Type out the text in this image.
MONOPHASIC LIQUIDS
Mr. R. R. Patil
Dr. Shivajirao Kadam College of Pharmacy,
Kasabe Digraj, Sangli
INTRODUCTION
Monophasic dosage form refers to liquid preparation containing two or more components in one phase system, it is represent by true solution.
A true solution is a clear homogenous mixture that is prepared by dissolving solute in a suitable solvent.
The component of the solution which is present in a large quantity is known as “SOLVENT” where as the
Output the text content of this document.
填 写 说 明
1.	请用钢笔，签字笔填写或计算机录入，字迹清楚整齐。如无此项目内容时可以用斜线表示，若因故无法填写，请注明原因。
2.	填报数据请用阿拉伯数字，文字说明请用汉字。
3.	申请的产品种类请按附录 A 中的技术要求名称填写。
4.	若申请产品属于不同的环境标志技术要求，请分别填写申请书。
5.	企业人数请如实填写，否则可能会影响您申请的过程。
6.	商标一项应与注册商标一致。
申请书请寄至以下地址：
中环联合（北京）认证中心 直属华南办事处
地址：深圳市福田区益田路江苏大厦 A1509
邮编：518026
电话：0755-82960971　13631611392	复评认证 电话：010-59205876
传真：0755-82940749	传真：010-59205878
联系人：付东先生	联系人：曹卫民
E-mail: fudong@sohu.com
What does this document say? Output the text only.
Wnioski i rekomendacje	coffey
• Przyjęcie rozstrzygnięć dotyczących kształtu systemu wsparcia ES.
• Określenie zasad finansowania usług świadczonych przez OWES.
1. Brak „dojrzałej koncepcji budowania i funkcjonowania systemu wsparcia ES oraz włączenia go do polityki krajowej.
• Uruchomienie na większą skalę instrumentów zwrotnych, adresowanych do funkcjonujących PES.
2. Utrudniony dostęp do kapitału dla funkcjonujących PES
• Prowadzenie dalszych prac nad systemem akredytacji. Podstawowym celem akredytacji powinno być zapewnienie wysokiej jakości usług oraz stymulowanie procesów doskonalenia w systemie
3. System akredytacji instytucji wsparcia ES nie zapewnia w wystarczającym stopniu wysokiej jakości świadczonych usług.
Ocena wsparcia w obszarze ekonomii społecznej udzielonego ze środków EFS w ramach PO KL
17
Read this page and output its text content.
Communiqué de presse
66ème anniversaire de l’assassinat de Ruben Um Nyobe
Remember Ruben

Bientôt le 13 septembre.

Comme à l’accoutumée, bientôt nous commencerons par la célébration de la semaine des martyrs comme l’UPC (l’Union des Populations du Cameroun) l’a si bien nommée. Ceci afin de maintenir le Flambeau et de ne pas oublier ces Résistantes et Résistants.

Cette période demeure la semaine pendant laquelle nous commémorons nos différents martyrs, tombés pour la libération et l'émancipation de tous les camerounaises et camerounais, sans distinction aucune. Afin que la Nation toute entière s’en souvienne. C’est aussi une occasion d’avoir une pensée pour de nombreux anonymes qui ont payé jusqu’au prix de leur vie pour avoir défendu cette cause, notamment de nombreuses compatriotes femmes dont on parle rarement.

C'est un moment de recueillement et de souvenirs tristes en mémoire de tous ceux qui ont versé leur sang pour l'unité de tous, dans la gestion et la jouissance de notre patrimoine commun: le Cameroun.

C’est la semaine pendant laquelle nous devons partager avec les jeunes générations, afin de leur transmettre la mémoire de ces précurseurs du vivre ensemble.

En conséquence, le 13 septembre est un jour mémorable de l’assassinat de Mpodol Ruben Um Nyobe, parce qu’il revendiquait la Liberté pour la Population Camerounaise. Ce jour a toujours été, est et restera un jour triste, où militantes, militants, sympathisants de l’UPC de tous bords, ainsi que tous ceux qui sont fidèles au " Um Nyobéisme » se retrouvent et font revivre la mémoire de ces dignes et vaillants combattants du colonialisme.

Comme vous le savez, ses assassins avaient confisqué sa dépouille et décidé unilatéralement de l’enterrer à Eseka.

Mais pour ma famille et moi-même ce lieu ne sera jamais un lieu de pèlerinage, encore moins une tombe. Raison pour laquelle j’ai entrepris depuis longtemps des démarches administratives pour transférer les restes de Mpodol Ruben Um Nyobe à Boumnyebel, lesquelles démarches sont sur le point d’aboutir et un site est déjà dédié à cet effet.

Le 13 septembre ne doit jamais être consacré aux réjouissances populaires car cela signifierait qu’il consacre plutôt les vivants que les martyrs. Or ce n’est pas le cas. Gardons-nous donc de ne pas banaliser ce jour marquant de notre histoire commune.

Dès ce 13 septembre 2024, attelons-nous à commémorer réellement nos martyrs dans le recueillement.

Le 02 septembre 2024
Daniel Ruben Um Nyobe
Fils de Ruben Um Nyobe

__________________________________________________

**SHORT EXERCISE:** Each of the records should be retyped exactly.

**ANSWER FOR THIS EXERCISE:**
Type out the text in this image.
MONOPHASIC LIQUIDS
Mr. R. R. Patil
Dr. Shivajirao Kadam College of Pharmacy,
Kasabe Digraj, Sangli
INTRODUCTION
Monophasic dosage form refers to liquid preparation containing two or more components in one phase system, it is represent by true solution.
A true solution is a clear homogenous mixture that is prepared by dissolving solute in a suitable solvent.
The component of the solution which is present in a large quantity is known as “SOLVENT” where as the
Output the text content of this document.
填 写 说 明
1.	请用钢笔，签字笔填写或计算机录入，字迹清楚整齐。如无此项目内容时可以用斜线表示，若因故无法填写，请注明原因。
2.	填报数据请用阿拉伯数字，文字说明请用汉字。
3.	申请的产品种类请按附录 A 中的技术要求名称填写。
4.	若申请产品属于不同的环境标志技术要求，请分别填写申请书。
5.	企业人数请如实填写，否则可能会影响您申请的过程。
6.	商标一项应与注册商标一致。
申请书请寄至以下地址：
中环联合（北京）认证中心 直属华南办事处
地址：深圳市福田区益田路江苏大厦 A1509
邮编：518026
电话：0755-82960971　13631611392	复评认证 电话：010-59205876
传真：0755-82940749	传真：010-59205878
联系人：付东先生	联系人：曹卫民
E-mail: fudong@sohu.com
What does this document say? Output the text only.
Wnioski i rekomendacje	coffey
• Przyjęcie rozstrzygnięć dotyczących kształtu systemu wsparcia ES.
• Określenie zasad finansowania usług świadczonych przez OWES.
1. Brak „dojrzałej koncepcji budowania i funkcjonowania systemu wsparcia ES oraz włączenia go do polityki krajowej.
• Uruchomienie na większą skalę instrumentów zwrotnych, adresowanych do funkcjonujących PES.
2. Utrudniony dostęp do kapitału dla funkcjonujących PES
• Prowadzenie dalszych prac nad systemem akredytacji. Podstawowym celem akredytacji powinno być zapewnienie wysokiej jakości usług oraz stymulowanie procesów doskonalenia w systemie
3. System akredytacji instytucji wsparcia ES nie zapewnia w wystarczającym stopniu wysokiej jakości świadczonych usług.
Ocena wsparcia w obszarze ekonomii społecznej udzielonego ze środków EFS w ramach PO KL
17
Read this page and output its text content.
Communiqué de presse
66ème anniversaire de l’assassinat de Ruben Um Nyobe
Remember Ruben

Bientôt le 13 septembre.

Comme à l’accoutumée, bientôt nous commencerons par la célébration de la semaine des martyrs comme l’UPC (l’Union des Populations du Cameroun) l’a si bien nommée. Ceci afin de maintenir le Flambeau et de ne pas oublier ces Résistantes et Résistants.

Cette période demeure la semaine pendant laquelle nous commémorons nos différents martyrs, tombés pour la libération et l'émancipation de tous les camerounaises et camerounais, sans distinction aucune. Afin que la Nation toute entière s’en souvienne. C’est aussi une occasion d’avoir une pensée pour de nombreux anonymes qui ont payé jusqu’au prix de leur vie pour avoir défendu cette cause, notamment de nombreuses compatriotes femmes dont on parle rarement.

C'est un moment de recueillement et de souvenirs tristes en mémoire de tous ceux qui ont versé leur sang pour l'unité de tous, dans la gestion et la jouissance de notre patrimoine commun: le Cameroun.

C’est la semaine pendant laquelle nous devons partager avec les jeunes générations, afin de leur transmettre la mémoire de ces précurseurs du vivre ensemble.

En conséquence, le 13 septembre est un jour mémorable de l’assassinat de Mpodol Ruben Um Nyobe, parce qu’il revendiquait la Liberté pour la Population Camerounaise. Ce jour a toujours été, est et restera un jour triste, où militantes, militants, sympathisants de l’UPC de tous bords, ainsi que tous ceux qui sont fidèles au " Um Nyobéisme » se retrouvent et font revivre la mémoire de ces dignes et vaillants combattants du colonialisme.

Comme vous le savez, ses assassins avaient confisqué sa dépouille et décidé unilatéralement de l’enterrer à Eseka.

Mais pour ma famille et moi-même ce lieu ne sera jamais un lieu de pèlerinage, encore moins une tombe. Raison pour laquelle j’ai entrepris depuis longtemps des démarches administratives pour transférer les restes de Mpodol Ruben Um Nyobe à Boumnyebel, lesquelles démarches sont sur le point d’aboutir et un site est déjà dédié à cet effet.

Le 13 septembre ne doit jamais être consacré aux réjouissances populaires car cela signifierait qu’il consacre plutôt les vivants que les martyrs. Or ce n’est pas le cas. Gardons-nous donc de ne pas banaliser ce jour marquant de notre histoire commune.

Dès ce 13 septembre 2024, attelons-nous à commémorer réellement nos martyrs dans le recueillement.

Le 02 septembre 2024
Daniel Ruben Um Nyobe
Fils de Ruben Um Nyobe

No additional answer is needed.